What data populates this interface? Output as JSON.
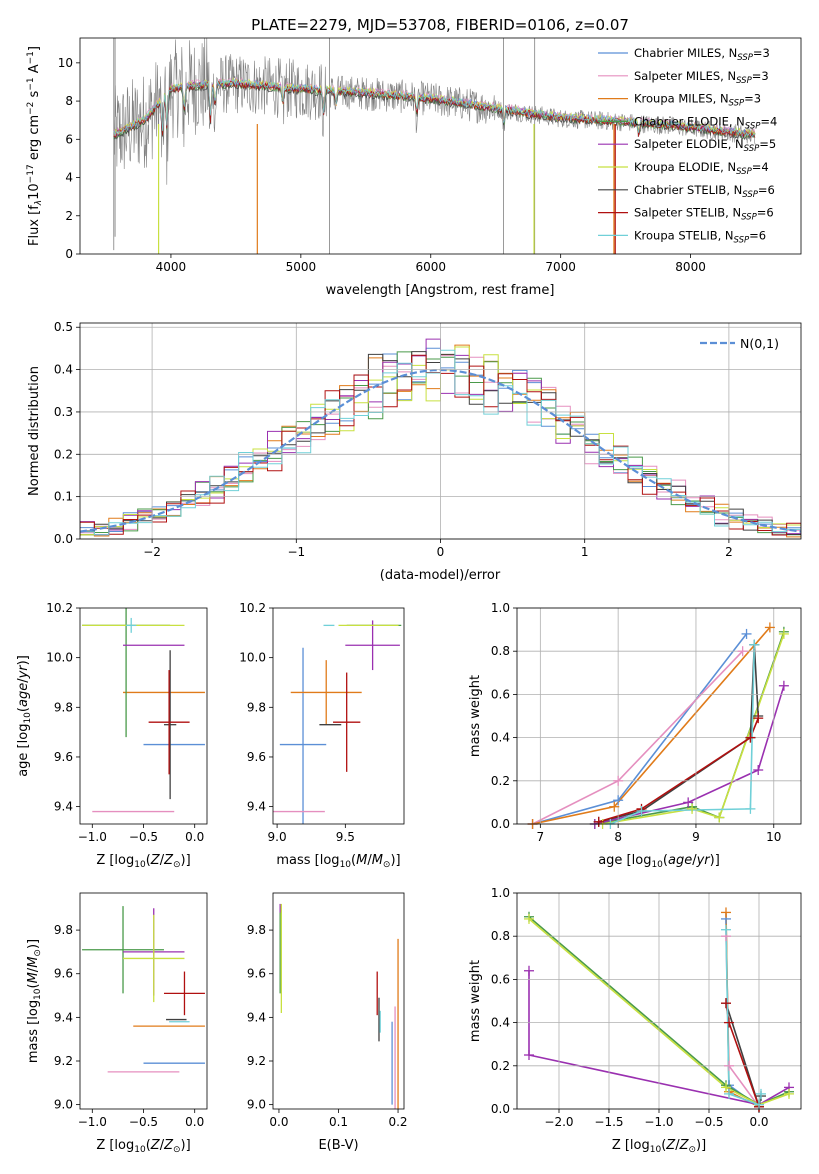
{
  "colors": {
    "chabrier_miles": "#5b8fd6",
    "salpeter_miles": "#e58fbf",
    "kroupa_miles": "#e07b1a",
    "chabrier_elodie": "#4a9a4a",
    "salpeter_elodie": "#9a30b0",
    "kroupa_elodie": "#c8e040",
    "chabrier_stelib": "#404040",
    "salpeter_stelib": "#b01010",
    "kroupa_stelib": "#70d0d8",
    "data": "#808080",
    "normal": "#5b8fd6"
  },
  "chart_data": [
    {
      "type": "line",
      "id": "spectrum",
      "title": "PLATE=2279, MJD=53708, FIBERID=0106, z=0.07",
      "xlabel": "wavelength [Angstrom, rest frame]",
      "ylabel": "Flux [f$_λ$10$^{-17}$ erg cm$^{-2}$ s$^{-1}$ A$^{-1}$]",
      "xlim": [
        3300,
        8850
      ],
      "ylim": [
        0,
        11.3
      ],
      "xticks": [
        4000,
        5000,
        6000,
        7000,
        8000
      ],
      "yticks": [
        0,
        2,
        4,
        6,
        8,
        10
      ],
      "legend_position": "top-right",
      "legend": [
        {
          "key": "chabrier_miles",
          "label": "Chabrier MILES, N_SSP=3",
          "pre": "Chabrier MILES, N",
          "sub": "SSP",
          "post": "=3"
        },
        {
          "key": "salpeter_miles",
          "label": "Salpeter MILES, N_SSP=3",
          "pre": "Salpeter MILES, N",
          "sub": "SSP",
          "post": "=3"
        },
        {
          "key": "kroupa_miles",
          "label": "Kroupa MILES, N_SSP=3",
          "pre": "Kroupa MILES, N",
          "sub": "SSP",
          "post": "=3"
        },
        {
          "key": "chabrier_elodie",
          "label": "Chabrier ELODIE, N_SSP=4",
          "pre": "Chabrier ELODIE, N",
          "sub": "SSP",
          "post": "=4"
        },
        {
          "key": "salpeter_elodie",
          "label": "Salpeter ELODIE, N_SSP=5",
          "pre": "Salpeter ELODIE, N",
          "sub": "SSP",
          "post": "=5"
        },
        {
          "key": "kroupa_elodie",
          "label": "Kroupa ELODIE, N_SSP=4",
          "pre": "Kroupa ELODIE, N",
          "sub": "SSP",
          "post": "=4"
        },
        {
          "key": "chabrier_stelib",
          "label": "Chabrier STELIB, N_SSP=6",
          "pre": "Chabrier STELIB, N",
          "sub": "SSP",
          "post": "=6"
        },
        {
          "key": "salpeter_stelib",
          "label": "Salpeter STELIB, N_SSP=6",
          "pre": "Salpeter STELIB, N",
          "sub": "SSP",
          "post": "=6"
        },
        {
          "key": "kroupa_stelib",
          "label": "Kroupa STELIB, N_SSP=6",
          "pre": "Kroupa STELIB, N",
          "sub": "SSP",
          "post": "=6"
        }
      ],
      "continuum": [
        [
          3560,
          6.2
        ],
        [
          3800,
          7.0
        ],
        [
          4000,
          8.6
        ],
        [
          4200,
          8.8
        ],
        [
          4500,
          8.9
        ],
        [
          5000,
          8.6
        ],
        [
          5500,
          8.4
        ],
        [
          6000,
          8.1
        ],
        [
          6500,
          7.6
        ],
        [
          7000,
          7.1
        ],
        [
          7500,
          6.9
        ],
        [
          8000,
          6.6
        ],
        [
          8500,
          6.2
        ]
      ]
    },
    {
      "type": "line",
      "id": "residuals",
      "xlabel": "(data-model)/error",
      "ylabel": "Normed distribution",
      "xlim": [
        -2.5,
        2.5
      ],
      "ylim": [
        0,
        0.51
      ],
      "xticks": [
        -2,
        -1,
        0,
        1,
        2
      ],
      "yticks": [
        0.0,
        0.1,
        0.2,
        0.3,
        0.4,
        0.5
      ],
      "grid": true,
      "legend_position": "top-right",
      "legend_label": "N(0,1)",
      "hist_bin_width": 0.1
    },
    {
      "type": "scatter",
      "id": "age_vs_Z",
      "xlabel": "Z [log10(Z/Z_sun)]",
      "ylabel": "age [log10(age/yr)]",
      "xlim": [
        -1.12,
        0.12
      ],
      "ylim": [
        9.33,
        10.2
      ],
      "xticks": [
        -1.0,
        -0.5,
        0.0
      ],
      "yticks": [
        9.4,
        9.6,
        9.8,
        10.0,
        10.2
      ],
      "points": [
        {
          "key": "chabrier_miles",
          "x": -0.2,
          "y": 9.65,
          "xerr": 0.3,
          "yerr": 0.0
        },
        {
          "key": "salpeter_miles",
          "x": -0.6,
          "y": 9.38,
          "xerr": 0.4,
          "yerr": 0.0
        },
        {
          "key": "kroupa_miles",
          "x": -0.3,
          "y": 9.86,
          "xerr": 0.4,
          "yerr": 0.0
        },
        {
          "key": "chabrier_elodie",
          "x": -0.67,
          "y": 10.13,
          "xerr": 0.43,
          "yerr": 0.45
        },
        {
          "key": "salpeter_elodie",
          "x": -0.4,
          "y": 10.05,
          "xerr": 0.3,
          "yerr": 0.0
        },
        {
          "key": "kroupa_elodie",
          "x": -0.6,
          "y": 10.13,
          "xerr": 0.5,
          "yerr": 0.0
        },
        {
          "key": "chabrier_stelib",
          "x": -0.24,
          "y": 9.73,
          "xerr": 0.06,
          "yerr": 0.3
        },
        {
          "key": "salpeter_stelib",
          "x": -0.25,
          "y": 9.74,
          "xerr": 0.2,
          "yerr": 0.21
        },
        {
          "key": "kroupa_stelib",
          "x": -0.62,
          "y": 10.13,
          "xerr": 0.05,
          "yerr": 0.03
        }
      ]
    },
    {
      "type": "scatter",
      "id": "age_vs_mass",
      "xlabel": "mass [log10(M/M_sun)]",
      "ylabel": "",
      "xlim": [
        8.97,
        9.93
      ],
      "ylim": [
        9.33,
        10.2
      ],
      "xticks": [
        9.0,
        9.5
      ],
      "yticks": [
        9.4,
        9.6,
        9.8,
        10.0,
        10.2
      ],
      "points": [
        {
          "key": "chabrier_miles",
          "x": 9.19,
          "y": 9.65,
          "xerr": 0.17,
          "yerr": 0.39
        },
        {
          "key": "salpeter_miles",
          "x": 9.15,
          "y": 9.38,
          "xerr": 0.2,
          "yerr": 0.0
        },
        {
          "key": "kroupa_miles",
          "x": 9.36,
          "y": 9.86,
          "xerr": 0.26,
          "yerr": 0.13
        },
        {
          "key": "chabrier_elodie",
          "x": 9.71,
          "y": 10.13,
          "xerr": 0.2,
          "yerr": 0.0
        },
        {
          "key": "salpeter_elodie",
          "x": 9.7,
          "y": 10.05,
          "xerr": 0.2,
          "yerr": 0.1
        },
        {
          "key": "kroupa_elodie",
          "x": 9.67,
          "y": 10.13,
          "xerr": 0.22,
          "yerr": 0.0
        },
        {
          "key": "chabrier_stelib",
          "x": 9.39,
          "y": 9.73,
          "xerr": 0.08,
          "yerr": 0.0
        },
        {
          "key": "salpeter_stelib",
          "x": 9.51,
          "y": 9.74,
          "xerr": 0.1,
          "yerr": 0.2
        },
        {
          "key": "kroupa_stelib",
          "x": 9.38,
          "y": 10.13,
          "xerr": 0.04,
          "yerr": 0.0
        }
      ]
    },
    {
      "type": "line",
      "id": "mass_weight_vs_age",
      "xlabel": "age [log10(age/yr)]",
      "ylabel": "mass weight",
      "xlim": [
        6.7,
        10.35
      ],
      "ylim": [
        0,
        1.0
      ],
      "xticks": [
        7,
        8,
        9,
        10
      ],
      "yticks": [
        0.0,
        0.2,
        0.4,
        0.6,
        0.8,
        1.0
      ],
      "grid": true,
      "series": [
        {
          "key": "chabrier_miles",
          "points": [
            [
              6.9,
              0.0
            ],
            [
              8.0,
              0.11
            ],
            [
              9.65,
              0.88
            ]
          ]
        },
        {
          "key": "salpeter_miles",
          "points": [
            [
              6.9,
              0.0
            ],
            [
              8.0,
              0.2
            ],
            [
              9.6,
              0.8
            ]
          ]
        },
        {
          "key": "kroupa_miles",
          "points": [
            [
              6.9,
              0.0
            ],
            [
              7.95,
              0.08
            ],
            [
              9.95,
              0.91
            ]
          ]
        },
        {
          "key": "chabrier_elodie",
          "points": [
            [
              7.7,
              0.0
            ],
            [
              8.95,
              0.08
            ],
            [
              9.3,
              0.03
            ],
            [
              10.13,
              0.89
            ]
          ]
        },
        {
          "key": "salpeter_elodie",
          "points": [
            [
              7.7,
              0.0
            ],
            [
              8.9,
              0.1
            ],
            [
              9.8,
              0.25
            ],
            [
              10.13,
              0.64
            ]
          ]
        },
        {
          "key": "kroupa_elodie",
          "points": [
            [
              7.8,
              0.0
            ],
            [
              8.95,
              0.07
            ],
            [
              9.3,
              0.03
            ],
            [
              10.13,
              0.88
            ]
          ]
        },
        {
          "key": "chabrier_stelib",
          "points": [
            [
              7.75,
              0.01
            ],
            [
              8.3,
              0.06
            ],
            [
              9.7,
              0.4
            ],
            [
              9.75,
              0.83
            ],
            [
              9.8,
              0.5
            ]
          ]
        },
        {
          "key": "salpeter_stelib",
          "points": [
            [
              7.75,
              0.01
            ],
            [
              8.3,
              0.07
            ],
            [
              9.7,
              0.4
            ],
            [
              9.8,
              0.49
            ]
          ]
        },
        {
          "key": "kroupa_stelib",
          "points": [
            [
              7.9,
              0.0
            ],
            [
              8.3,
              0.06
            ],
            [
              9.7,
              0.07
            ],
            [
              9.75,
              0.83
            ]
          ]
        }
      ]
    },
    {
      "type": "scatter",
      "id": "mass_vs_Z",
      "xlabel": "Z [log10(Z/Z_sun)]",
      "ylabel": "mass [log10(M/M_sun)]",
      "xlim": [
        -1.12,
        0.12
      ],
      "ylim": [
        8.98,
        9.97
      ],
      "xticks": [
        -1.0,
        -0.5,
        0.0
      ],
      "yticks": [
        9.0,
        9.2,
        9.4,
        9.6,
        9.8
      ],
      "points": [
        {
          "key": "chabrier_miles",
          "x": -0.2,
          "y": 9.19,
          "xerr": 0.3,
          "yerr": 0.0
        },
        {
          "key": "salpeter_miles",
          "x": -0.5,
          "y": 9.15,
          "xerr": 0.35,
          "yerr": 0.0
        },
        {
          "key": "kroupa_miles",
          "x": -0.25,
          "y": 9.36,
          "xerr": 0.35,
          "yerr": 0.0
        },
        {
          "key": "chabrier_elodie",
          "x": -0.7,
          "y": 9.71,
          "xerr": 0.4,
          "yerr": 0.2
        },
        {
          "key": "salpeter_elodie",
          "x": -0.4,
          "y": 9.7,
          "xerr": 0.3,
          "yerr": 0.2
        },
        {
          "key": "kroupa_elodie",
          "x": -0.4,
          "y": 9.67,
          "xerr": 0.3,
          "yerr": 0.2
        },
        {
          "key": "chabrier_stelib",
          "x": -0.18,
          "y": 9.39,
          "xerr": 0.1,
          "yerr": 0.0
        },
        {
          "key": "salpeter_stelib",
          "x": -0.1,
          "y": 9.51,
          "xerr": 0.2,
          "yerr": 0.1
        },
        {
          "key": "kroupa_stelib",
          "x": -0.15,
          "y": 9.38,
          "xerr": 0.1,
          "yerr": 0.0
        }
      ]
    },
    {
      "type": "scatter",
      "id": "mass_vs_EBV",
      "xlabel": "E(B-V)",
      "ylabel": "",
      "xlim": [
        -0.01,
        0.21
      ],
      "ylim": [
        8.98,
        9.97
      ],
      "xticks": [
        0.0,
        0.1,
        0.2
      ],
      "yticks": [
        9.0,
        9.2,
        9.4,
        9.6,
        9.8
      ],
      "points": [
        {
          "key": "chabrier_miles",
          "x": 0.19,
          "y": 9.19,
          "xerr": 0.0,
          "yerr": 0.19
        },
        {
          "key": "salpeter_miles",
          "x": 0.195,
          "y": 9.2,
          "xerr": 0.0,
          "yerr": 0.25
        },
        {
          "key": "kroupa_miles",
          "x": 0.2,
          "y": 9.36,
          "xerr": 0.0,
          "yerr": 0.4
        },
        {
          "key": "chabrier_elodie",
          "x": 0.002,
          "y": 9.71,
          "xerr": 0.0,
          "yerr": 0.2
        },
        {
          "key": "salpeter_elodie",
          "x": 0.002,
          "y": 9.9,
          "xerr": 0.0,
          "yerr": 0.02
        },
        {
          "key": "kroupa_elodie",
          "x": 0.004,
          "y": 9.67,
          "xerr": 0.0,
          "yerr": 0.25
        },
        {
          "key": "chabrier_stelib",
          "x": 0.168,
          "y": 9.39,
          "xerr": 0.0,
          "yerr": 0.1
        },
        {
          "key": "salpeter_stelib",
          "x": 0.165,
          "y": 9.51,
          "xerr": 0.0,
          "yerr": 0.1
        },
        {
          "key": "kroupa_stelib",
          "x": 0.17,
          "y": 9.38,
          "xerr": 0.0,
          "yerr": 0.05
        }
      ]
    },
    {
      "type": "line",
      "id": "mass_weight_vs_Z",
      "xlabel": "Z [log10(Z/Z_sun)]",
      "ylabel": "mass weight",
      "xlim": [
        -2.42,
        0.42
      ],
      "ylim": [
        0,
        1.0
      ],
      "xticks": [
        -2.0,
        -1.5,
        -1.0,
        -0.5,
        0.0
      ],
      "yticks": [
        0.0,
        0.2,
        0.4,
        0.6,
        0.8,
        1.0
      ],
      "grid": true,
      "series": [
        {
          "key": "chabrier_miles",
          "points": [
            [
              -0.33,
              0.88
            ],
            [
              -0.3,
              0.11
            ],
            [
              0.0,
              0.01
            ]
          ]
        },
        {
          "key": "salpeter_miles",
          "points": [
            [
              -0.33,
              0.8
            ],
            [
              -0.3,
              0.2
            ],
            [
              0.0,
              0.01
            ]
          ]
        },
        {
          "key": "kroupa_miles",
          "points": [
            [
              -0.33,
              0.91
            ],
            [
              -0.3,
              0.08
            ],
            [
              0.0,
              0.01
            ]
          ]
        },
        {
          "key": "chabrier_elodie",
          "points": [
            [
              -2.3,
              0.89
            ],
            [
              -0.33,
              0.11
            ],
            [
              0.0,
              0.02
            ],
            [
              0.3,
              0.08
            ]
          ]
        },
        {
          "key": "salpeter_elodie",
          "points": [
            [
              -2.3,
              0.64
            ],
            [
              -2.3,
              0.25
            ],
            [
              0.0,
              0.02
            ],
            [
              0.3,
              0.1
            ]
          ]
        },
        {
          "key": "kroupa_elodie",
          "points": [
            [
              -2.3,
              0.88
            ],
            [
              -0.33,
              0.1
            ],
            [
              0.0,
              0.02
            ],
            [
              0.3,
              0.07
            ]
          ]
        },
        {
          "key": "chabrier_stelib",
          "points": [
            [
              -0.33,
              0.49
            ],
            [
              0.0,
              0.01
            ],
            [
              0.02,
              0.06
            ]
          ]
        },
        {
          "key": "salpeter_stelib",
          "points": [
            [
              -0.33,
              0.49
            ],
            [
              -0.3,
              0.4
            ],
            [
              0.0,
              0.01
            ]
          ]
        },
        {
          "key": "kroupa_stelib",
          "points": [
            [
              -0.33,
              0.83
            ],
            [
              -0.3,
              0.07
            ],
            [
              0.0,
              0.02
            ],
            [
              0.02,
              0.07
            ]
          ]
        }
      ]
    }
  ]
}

What you should do – Working from the entries above, return all lines that contain "ylabel".

Full response –
      "ylabel": "Flux [f$_λ$10$^{-17}$ erg cm$^{-2}$ s$^{-1}$ A$^{-1}$]",
      "ylabel": "Normed distribution",
      "ylabel": "age [log10(age/yr)]",
      "ylabel": "",
      "ylabel": "mass weight",
      "ylabel": "mass [log10(M/M_sun)]",
      "ylabel": "",
      "ylabel": "mass weight",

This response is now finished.